#### AVAILABLE DATA
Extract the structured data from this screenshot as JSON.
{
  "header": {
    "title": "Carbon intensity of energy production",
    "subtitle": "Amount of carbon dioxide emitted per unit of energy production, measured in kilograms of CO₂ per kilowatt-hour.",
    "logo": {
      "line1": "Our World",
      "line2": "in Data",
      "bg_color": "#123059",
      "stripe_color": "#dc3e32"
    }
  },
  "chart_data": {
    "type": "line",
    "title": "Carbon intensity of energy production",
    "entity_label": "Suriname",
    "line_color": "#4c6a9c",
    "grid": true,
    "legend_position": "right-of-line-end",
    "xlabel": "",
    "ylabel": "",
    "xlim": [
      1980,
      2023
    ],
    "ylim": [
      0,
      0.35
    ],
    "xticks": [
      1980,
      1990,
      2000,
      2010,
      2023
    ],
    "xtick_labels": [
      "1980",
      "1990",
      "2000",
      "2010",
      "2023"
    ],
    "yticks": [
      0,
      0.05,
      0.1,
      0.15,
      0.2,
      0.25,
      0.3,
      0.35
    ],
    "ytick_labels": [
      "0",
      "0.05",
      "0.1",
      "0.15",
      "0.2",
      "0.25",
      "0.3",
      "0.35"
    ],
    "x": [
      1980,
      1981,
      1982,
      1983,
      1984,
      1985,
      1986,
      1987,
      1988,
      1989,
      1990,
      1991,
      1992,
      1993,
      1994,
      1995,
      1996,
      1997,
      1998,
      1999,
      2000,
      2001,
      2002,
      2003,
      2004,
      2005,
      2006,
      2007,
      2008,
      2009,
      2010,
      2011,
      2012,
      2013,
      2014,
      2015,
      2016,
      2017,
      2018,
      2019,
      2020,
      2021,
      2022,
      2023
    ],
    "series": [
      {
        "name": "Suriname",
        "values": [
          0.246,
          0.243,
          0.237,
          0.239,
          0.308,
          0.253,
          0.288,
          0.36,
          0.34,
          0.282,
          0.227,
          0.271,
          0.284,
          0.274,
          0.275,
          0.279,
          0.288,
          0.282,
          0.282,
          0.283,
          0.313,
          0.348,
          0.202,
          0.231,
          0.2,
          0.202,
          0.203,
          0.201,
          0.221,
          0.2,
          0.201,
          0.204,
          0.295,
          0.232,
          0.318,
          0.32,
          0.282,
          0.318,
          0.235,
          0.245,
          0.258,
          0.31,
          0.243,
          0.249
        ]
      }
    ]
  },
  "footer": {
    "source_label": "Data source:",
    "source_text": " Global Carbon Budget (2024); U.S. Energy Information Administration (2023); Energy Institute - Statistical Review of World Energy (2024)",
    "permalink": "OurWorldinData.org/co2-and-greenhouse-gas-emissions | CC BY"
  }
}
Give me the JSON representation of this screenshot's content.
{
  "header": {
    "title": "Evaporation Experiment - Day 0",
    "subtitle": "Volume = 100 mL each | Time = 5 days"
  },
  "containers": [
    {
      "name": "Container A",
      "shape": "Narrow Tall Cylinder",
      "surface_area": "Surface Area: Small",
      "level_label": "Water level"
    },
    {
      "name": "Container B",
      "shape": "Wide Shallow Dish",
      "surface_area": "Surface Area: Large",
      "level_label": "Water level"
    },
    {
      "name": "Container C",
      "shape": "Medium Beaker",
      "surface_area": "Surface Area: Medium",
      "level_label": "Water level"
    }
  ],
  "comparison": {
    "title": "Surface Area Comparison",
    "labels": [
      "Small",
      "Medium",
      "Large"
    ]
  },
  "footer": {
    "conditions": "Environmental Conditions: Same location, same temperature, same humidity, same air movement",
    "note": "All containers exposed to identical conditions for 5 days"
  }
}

#### CHALLENGE
Recopy the entries above exactly, with every line included.

#### TASK SOLUTION
Extract the structured data from this screenshot as JSON.
{
  "header": {
    "title": "Carbon intensity of energy production",
    "subtitle": "Amount of carbon dioxide emitted per unit of energy production, measured in kilograms of CO₂ per kilowatt-hour.",
    "logo": {
      "line1": "Our World",
      "line2": "in Data",
      "bg_color": "#123059",
      "stripe_color": "#dc3e32"
    }
  },
  "chart_data": {
    "type": "line",
    "title": "Carbon intensity of energy production",
    "entity_label": "Suriname",
    "line_color": "#4c6a9c",
    "grid": true,
    "legend_position": "right-of-line-end",
    "xlabel": "",
    "ylabel": "",
    "xlim": [
      1980,
      2023
    ],
    "ylim": [
      0,
      0.35
    ],
    "xticks": [
      1980,
      1990,
      2000,
      2010,
      2023
    ],
    "xtick_labels": [
      "1980",
      "1990",
      "2000",
      "2010",
      "2023"
    ],
    "yticks": [
      0,
      0.05,
      0.1,
      0.15,
      0.2,
      0.25,
      0.3,
      0.35
    ],
    "ytick_labels": [
      "0",
      "0.05",
      "0.1",
      "0.15",
      "0.2",
      "0.25",
      "0.3",
      "0.35"
    ],
    "x": [
      1980,
      1981,
      1982,
      1983,
      1984,
      1985,
      1986,
      1987,
      1988,
      1989,
      1990,
      1991,
      1992,
      1993,
      1994,
      1995,
      1996,
      1997,
      1998,
      1999,
      2000,
      2001,
      2002,
      2003,
      2004,
      2005,
      2006,
      2007,
      2008,
      2009,
      2010,
      2011,
      2012,
      2013,
      2014,
      2015,
      2016,
      2017,
      2018,
      2019,
      2020,
      2021,
      2022,
      2023
    ],
    "series": [
      {
        "name": "Suriname",
        "values": [
          0.246,
          0.243,
          0.237,
          0.239,
          0.308,
          0.253,
          0.288,
          0.36,
          0.34,
          0.282,
          0.227,
          0.271,
          0.284,
          0.274,
          0.275,
          0.279,
          0.288,
          0.282,
          0.282,
          0.283,
          0.313,
          0.348,
          0.202,
          0.231,
          0.2,
          0.202,
          0.203,
          0.201,
          0.221,
          0.2,
          0.201,
          0.204,
          0.295,
          0.232,
          0.318,
          0.32,
          0.282,
          0.318,
          0.235,
          0.245,
          0.258,
          0.31,
          0.243,
          0.249
        ]
      }
    ]
  },
  "footer": {
    "source_label": "Data source:",
    "source_text": " Global Carbon Budget (2024); U.S. Energy Information Administration (2023); Energy Institute - Statistical Review of World Energy (2024)",
    "permalink": "OurWorldinData.org/co2-and-greenhouse-gas-emissions | CC BY"
  }
}
Give me the JSON representation of this screenshot's content.
{
  "header": {
    "title": "Evaporation Experiment - Day 0",
    "subtitle": "Volume = 100 mL each | Time = 5 days"
  },
  "containers": [
    {
      "name": "Container A",
      "shape": "Narrow Tall Cylinder",
      "surface_area": "Surface Area: Small",
      "level_label": "Water level"
    },
    {
      "name": "Container B",
      "shape": "Wide Shallow Dish",
      "surface_area": "Surface Area: Large",
      "level_label": "Water level"
    },
    {
      "name": "Container C",
      "shape": "Medium Beaker",
      "surface_area": "Surface Area: Medium",
      "level_label": "Water level"
    }
  ],
  "comparison": {
    "title": "Surface Area Comparison",
    "labels": [
      "Small",
      "Medium",
      "Large"
    ]
  },
  "footer": {
    "conditions": "Environmental Conditions: Same location, same temperature, same humidity, same air movement",
    "note": "All containers exposed to identical conditions for 5 days"
  }
}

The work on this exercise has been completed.